WORK TO BE COMPLETED: The records that follow need to be output exactly as they are.

DATA IN THIS EXERCISE:

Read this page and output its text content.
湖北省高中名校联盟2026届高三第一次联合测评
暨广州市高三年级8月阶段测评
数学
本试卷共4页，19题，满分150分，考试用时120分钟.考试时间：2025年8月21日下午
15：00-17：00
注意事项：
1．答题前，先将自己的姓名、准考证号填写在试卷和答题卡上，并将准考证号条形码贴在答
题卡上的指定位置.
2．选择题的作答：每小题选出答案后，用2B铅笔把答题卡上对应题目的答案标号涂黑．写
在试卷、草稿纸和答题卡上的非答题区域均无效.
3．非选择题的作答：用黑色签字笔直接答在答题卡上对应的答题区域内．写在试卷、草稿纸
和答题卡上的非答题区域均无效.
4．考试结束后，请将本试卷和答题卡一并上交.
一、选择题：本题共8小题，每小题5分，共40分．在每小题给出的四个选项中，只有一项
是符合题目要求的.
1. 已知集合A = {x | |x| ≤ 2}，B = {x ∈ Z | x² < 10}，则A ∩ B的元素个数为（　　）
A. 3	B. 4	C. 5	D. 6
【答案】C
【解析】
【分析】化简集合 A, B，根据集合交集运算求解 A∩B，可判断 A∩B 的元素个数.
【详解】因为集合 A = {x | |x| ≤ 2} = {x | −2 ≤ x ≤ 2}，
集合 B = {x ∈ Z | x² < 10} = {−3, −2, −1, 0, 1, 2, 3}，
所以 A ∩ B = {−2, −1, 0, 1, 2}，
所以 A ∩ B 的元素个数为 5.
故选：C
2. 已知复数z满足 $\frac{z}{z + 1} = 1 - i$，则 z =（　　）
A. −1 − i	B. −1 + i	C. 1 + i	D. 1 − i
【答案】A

EXERCISE RESPONSE:
Read this page and output its text content.
湖北省高中名校联盟2026届高三第一次联合测评
暨广州市高三年级8月阶段测评
数学
本试卷共4页，19题，满分150分，考试用时120分钟.考试时间：2025年8月21日下午
15：00-17：00
注意事项：
1．答题前，先将自己的姓名、准考证号填写在试卷和答题卡上，并将准考证号条形码贴在答
题卡上的指定位置.
2．选择题的作答：每小题选出答案后，用2B铅笔把答题卡上对应题目的答案标号涂黑．写
在试卷、草稿纸和答题卡上的非答题区域均无效.
3．非选择题的作答：用黑色签字笔直接答在答题卡上对应的答题区域内．写在试卷、草稿纸
和答题卡上的非答题区域均无效.
4．考试结束后，请将本试卷和答题卡一并上交.
一、选择题：本题共8小题，每小题5分，共40分．在每小题给出的四个选项中，只有一项
是符合题目要求的.
1. 已知集合A = {x | |x| ≤ 2}，B = {x ∈ Z | x² < 10}，则A ∩ B的元素个数为（　　）
A. 3	B. 4	C. 5	D. 6
【答案】C
【解析】
【分析】化简集合 A, B，根据集合交集运算求解 A∩B，可判断 A∩B 的元素个数.
【详解】因为集合 A = {x | |x| ≤ 2} = {x | −2 ≤ x ≤ 2}，
集合 B = {x ∈ Z | x² < 10} = {−3, −2, −1, 0, 1, 2, 3}，
所以 A ∩ B = {−2, −1, 0, 1, 2}，
所以 A ∩ B 的元素个数为 5.
故选：C
2. 已知复数z满足 $\frac{z}{z + 1} = 1 - i$，则 z =（　　）
A. −1 − i	B. −1 + i	C. 1 + i	D. 1 − i
【答案】A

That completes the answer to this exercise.